begin Entries provided

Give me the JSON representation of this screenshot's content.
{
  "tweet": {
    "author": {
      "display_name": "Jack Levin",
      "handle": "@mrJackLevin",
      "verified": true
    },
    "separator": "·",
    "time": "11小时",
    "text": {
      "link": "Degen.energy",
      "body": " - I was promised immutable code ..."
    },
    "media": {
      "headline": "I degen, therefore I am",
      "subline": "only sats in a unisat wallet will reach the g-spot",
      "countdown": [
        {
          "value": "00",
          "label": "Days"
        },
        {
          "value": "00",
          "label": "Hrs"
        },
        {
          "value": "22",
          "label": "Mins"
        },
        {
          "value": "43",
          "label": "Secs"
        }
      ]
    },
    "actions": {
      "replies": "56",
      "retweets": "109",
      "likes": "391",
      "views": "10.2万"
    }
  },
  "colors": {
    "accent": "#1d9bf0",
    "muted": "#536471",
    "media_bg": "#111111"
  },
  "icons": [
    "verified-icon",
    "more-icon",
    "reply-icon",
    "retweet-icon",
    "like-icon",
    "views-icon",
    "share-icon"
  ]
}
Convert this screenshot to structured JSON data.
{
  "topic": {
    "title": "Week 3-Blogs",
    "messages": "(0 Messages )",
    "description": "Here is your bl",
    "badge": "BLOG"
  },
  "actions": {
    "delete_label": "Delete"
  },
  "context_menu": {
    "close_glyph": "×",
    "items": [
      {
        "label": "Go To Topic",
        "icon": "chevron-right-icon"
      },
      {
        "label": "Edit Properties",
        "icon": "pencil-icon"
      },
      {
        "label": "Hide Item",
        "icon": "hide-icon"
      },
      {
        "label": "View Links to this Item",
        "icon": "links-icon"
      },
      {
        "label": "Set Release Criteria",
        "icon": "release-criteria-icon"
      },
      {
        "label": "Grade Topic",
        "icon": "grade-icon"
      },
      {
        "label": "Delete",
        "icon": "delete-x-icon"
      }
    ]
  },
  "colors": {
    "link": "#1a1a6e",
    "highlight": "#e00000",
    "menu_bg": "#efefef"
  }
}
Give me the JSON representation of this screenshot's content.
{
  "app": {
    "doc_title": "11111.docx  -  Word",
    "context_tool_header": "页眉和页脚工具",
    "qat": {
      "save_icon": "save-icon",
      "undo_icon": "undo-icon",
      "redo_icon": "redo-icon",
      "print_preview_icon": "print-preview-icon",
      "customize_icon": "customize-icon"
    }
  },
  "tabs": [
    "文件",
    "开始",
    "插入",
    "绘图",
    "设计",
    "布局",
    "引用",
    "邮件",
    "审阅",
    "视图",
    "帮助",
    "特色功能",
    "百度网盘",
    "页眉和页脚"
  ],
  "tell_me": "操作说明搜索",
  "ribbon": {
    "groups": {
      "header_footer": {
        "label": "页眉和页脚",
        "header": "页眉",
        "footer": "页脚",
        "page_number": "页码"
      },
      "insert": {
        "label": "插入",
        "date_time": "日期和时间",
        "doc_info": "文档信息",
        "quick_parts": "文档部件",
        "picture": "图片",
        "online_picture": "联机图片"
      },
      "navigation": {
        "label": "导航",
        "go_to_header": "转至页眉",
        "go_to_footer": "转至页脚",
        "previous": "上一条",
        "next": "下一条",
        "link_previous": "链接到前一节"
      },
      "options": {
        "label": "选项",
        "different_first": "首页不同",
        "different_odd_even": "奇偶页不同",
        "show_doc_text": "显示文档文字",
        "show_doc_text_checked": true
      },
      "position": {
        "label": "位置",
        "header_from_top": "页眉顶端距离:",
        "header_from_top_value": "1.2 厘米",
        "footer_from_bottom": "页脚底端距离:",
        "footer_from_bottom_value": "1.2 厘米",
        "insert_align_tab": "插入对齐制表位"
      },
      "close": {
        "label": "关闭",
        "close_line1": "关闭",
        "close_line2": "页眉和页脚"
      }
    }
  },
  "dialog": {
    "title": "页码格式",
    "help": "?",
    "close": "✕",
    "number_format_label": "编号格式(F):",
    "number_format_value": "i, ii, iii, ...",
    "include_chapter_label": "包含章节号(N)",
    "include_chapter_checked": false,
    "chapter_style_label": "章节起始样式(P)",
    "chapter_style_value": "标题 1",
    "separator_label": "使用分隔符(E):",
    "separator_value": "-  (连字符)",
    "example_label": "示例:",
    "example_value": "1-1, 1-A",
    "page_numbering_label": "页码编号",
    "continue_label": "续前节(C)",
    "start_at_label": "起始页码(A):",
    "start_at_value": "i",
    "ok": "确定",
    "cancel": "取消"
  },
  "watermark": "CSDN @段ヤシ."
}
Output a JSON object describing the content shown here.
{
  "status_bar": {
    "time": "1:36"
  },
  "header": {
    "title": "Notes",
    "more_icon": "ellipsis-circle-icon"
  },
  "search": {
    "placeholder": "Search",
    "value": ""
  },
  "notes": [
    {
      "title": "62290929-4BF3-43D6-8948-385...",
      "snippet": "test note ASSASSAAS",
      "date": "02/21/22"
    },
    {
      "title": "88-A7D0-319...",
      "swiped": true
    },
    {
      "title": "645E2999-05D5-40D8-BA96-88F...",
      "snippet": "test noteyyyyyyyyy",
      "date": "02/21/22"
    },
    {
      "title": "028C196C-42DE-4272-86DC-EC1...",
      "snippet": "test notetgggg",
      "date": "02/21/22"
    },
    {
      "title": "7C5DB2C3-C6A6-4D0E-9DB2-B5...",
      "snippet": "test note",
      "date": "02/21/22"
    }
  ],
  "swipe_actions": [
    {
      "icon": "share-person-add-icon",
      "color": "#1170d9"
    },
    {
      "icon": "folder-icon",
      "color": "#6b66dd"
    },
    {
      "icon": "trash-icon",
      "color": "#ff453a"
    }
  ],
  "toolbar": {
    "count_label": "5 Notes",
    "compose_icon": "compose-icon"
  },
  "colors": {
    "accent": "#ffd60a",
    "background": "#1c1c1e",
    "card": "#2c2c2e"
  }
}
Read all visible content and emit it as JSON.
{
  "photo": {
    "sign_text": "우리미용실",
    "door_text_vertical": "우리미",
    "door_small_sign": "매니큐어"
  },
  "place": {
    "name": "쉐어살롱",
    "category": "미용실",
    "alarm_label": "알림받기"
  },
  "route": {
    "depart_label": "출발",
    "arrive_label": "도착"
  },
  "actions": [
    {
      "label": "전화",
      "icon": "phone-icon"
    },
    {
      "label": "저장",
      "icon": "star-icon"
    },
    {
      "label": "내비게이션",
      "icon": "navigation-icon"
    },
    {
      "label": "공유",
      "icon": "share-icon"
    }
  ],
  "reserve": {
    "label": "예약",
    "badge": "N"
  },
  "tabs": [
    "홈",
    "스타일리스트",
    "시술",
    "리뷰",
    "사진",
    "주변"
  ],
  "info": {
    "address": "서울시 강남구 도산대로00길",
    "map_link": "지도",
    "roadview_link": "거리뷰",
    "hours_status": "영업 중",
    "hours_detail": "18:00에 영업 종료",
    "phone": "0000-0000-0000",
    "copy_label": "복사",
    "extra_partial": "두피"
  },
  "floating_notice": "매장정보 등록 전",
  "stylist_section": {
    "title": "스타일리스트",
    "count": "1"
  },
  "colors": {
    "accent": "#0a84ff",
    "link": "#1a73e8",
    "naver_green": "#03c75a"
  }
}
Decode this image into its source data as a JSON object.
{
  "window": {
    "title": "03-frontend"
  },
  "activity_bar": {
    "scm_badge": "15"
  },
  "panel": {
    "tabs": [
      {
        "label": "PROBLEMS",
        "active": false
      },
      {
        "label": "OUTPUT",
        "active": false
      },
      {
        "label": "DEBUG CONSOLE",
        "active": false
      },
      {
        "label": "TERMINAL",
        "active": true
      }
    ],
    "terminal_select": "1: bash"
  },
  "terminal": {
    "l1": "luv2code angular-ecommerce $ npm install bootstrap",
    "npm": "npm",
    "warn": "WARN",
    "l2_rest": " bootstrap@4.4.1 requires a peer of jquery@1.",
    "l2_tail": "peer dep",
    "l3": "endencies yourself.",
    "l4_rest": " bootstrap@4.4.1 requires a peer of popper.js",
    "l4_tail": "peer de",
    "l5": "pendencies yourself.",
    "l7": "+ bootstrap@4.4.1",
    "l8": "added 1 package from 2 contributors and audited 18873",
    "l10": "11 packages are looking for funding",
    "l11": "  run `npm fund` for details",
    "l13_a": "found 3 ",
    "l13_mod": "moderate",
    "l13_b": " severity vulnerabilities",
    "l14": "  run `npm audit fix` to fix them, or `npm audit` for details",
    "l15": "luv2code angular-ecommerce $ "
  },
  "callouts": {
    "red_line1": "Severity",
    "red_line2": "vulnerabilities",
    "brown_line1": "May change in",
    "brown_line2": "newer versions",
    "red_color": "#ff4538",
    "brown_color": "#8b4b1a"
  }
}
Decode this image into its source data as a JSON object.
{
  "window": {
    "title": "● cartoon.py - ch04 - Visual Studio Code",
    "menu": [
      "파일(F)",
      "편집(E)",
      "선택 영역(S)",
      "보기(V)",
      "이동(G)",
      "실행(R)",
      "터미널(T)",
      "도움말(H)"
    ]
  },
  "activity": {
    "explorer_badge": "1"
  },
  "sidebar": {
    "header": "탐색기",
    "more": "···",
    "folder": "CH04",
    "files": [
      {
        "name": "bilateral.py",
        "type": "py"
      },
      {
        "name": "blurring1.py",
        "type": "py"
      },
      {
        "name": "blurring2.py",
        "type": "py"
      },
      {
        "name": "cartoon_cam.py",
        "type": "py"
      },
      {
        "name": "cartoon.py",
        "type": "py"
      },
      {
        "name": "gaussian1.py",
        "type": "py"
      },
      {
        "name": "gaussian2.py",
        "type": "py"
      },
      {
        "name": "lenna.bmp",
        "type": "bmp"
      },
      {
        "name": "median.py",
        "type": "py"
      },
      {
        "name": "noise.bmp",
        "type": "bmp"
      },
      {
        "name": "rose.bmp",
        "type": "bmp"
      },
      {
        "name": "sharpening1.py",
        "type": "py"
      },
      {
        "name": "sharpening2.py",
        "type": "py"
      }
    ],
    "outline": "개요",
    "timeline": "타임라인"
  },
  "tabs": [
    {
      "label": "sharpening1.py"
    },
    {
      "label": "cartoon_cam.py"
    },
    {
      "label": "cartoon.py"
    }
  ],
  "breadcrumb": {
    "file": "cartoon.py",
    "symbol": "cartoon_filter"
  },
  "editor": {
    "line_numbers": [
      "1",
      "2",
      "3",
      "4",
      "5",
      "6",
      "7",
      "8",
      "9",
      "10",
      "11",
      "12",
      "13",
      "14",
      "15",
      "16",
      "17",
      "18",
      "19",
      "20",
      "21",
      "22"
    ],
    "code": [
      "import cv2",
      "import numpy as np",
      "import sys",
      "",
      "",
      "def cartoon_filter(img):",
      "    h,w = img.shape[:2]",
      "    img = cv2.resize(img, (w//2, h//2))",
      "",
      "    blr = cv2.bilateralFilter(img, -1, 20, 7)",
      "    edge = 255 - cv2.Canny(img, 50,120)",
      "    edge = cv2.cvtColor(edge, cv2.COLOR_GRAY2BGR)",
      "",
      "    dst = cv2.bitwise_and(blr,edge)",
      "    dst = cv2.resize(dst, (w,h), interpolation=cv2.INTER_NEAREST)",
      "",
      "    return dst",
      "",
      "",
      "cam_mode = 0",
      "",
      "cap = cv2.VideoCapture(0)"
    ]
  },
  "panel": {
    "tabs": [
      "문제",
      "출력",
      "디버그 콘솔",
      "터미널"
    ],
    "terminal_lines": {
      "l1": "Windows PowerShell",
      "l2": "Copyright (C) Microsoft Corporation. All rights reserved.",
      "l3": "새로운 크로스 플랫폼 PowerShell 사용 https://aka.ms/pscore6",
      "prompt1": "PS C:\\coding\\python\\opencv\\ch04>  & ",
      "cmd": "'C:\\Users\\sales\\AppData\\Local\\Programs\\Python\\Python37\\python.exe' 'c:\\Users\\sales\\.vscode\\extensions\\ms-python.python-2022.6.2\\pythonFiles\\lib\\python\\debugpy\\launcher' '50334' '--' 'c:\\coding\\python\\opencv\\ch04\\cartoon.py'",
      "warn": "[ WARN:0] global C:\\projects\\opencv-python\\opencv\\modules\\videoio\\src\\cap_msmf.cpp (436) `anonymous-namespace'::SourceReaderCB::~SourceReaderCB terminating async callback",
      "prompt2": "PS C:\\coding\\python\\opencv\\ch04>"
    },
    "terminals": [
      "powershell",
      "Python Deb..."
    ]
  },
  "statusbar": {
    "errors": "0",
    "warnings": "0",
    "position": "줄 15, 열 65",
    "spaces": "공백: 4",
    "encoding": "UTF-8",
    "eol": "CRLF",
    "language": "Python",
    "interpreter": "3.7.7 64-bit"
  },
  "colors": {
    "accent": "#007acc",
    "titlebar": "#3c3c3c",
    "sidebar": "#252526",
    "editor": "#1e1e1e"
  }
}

end Entries provided

Task statement — Check all the records above and select each line where the string "content" is found.

Expected answer —
Give me the JSON representation of this screenshot's content.
Give me the JSON representation of this screenshot's content.
Output a JSON object describing the content shown here.
Read all visible content and emit it as JSON.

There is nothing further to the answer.